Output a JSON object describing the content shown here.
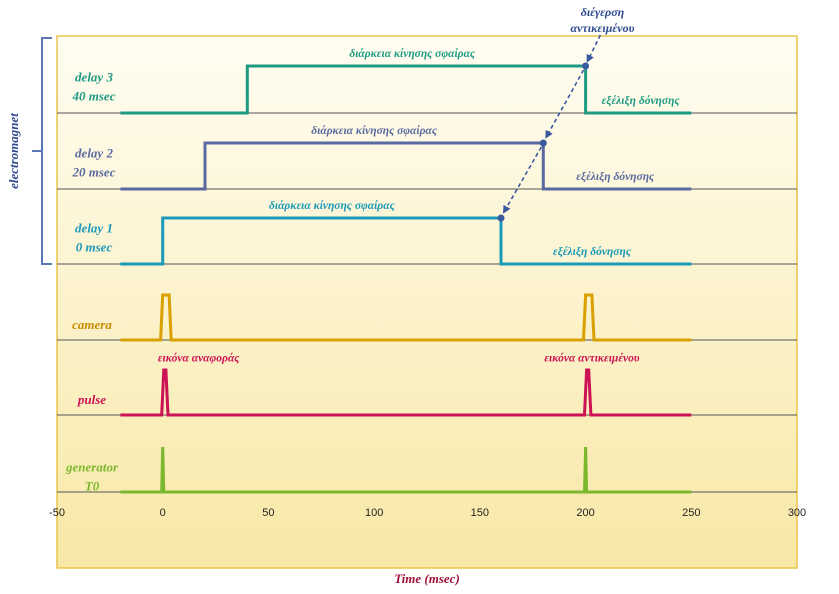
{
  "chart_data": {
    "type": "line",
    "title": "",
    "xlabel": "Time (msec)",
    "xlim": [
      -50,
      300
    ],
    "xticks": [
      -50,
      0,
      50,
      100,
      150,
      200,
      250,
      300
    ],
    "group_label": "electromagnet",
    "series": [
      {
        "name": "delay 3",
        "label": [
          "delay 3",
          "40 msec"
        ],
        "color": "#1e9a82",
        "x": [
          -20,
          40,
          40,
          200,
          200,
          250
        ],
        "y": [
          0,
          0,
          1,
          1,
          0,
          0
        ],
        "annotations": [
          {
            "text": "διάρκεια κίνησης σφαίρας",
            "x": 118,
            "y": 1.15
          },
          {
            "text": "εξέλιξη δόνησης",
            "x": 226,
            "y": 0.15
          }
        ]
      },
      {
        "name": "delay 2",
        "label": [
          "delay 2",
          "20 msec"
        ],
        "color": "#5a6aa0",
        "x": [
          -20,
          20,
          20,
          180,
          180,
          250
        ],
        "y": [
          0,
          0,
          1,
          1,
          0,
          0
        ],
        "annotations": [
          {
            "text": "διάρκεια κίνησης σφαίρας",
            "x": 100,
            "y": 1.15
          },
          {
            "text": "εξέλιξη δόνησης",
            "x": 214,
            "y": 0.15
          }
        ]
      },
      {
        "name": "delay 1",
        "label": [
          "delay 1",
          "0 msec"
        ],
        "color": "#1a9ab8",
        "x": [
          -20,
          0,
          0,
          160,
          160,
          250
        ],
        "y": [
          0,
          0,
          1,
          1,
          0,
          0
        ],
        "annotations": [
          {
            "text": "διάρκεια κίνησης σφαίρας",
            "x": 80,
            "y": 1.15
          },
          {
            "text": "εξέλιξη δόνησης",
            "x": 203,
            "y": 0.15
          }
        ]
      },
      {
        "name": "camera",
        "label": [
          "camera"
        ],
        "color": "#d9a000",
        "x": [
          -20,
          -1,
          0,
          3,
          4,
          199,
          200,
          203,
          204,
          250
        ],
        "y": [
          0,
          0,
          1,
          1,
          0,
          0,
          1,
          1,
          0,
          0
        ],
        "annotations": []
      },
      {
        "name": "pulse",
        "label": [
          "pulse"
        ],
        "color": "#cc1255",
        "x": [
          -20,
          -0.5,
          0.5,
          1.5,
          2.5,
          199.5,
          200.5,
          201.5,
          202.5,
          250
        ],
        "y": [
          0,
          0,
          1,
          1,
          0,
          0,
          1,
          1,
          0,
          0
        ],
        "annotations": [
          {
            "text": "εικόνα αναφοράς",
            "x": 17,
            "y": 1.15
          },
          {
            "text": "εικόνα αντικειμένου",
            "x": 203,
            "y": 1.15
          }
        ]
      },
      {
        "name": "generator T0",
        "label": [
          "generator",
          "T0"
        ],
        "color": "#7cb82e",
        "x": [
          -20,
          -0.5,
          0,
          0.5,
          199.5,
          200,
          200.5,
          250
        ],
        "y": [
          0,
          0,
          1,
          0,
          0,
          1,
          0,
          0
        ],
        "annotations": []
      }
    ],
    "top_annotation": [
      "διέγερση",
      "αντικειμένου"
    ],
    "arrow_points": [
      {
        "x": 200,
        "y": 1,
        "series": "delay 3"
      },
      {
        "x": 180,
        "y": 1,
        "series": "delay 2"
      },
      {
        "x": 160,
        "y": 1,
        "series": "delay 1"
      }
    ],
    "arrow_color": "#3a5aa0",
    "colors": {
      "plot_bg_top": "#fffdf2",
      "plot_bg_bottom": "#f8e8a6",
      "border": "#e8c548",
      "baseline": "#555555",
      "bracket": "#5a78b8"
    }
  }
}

--

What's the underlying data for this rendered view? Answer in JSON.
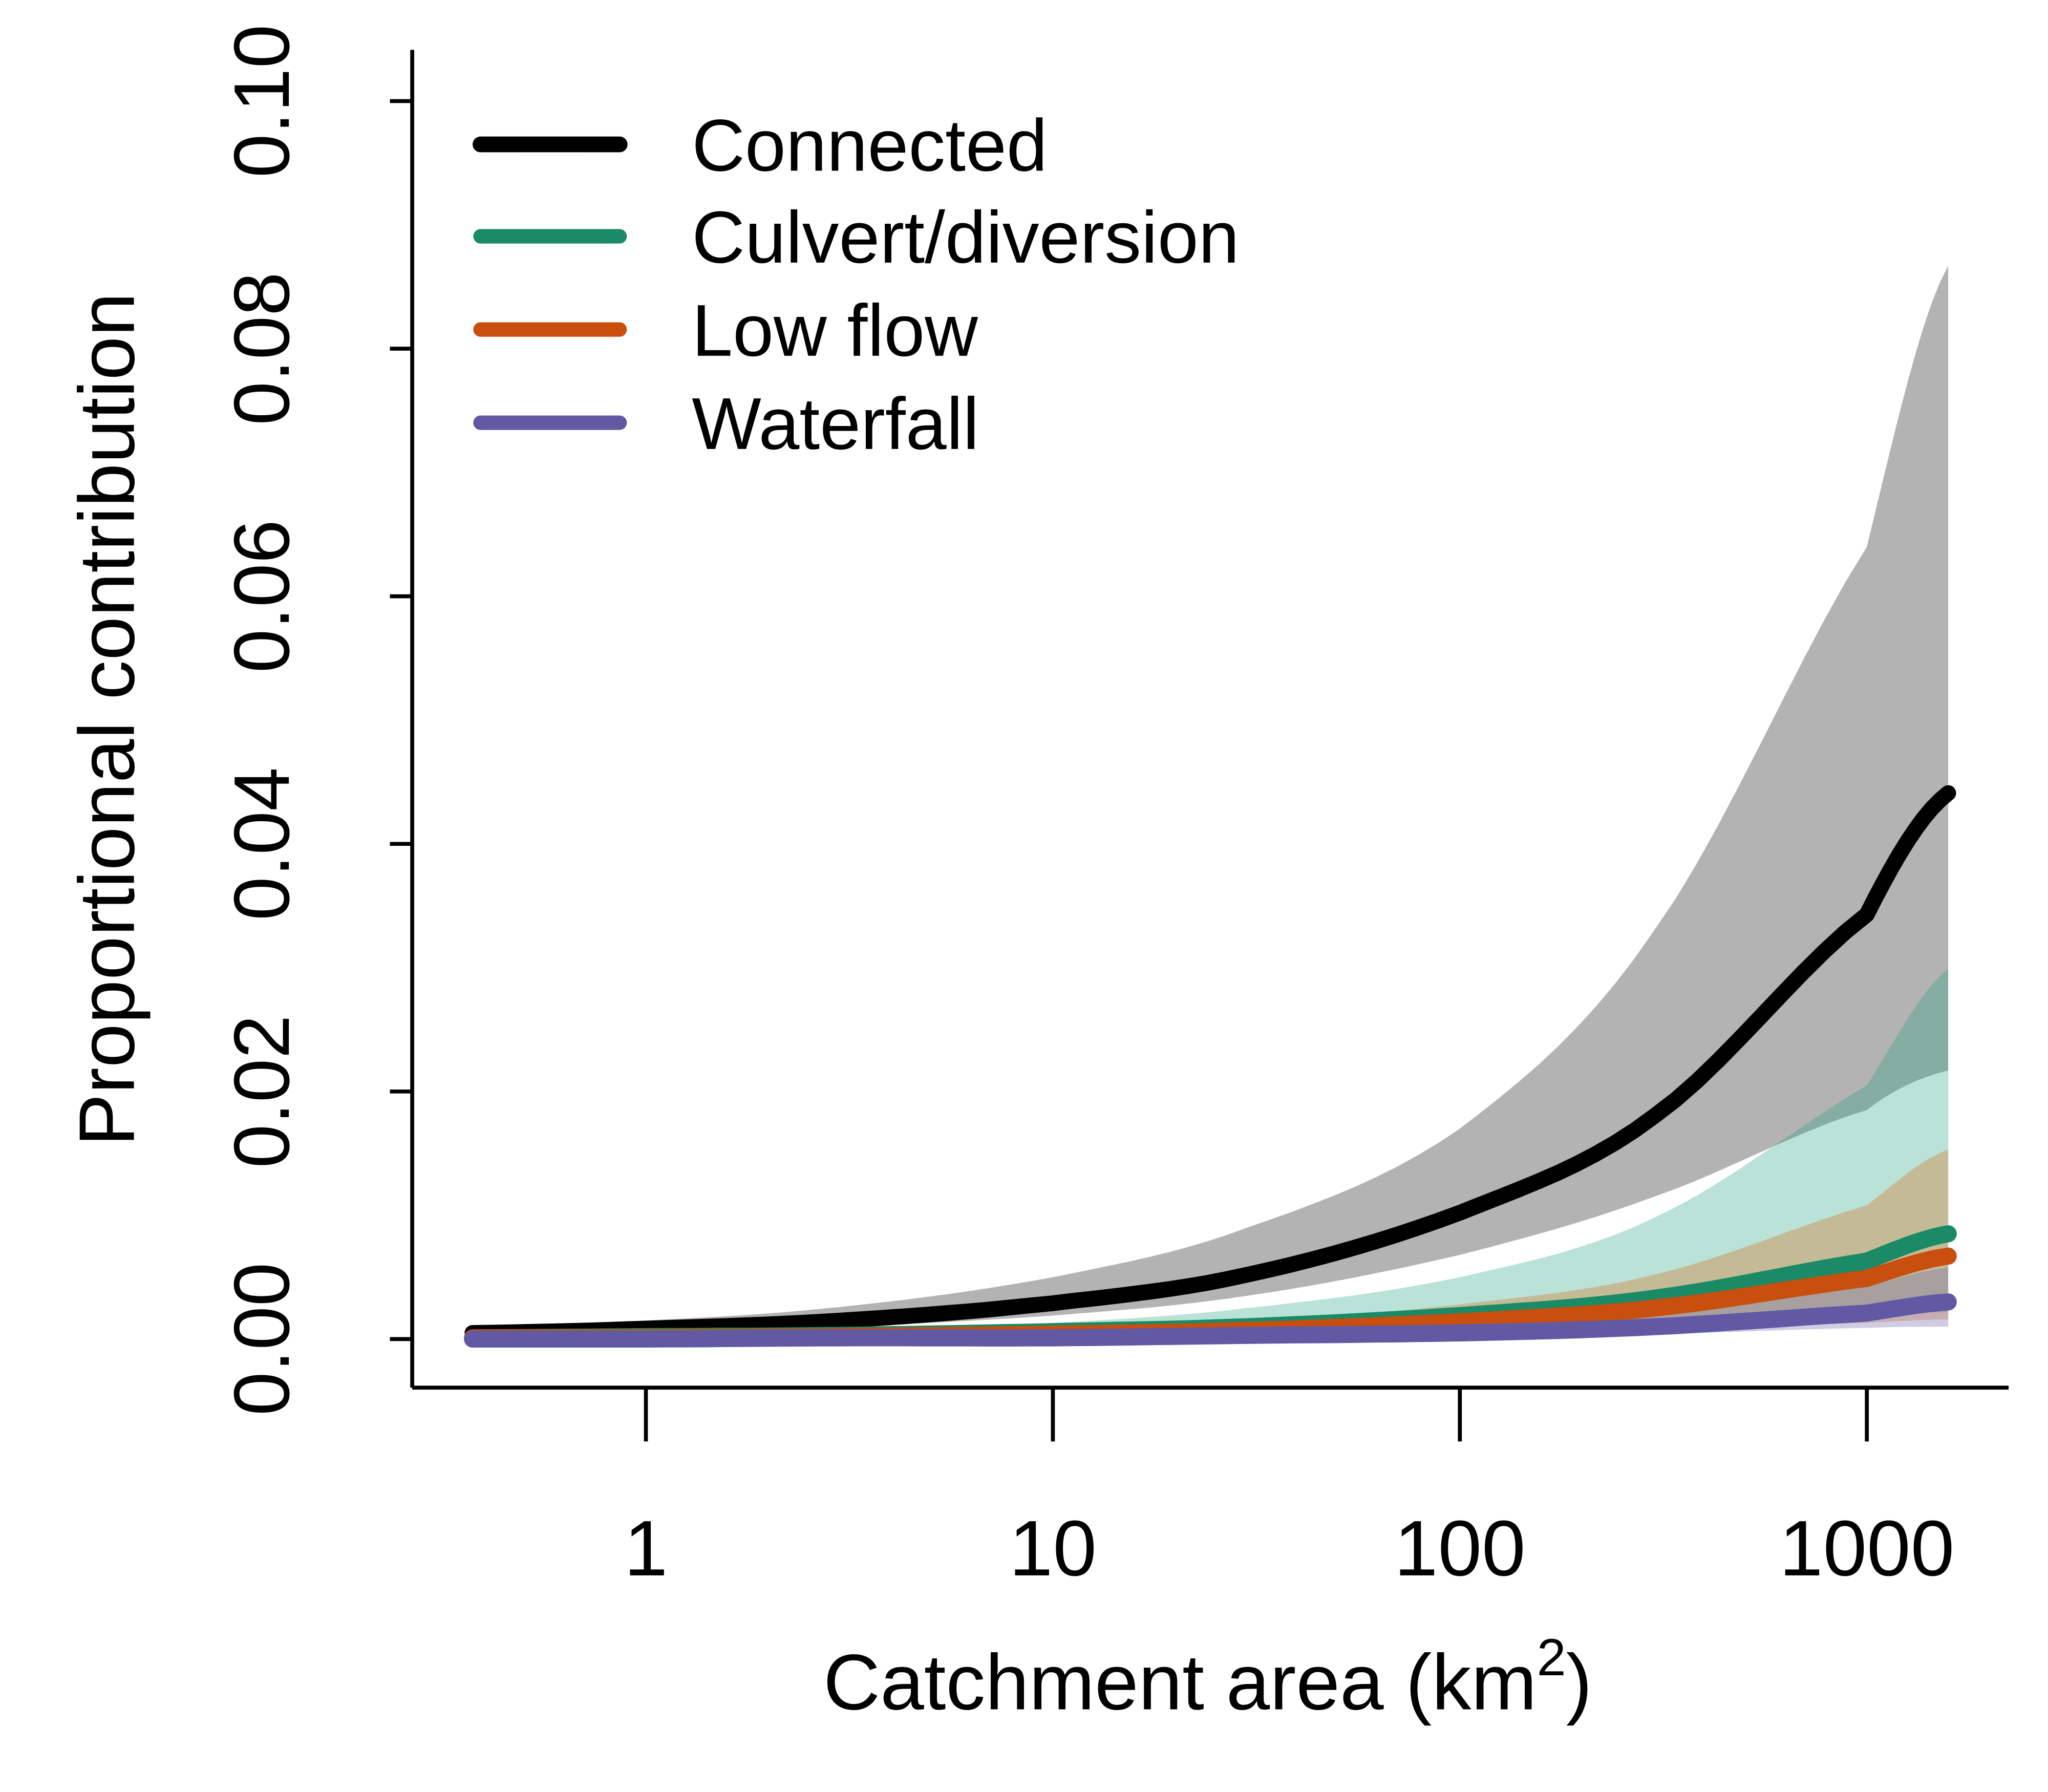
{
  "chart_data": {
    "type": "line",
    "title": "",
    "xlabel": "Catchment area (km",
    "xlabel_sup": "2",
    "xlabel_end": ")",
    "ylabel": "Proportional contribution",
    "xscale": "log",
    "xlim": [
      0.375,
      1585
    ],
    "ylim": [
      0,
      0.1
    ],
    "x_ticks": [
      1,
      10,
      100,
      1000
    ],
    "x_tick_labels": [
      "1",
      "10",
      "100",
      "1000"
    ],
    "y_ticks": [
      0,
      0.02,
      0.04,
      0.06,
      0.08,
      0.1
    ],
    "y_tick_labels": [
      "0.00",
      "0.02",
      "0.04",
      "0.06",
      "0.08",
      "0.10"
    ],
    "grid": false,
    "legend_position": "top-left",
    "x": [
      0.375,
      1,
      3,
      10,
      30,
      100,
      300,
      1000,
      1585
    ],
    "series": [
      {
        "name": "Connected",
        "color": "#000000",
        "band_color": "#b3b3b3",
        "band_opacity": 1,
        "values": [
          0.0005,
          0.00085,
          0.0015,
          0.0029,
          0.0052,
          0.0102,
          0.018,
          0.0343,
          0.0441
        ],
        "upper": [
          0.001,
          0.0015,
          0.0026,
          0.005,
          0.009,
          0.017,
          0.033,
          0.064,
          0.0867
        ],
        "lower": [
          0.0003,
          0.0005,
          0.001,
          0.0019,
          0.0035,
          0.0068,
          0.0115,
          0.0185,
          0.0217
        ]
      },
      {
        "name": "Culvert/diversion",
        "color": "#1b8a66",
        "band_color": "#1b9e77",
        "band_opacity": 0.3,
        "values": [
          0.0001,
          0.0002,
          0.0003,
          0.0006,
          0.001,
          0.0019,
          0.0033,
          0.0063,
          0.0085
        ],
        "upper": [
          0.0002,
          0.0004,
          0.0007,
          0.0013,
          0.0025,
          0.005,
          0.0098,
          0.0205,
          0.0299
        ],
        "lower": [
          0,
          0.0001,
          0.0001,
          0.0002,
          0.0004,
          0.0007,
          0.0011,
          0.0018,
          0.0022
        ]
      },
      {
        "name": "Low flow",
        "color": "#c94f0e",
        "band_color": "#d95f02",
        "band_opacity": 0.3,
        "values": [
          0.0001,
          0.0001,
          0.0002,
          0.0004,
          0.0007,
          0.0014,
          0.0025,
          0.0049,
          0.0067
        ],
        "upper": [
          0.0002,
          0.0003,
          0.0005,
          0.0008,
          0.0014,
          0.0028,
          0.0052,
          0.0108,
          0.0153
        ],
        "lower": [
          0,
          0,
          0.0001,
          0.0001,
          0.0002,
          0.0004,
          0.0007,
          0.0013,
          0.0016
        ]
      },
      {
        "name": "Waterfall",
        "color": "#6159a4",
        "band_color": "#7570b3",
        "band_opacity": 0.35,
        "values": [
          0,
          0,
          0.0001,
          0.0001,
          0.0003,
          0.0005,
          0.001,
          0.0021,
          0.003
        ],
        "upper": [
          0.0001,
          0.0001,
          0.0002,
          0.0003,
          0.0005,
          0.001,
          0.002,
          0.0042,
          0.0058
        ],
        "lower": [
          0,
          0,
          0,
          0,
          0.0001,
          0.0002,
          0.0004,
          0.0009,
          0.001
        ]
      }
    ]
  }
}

Exercise prompt: Copy every line above that holds the word "εικόνα".

Complete response:
            "text": "εικόνα αναφοράς",
            "text": "εικόνα αντικειμένου",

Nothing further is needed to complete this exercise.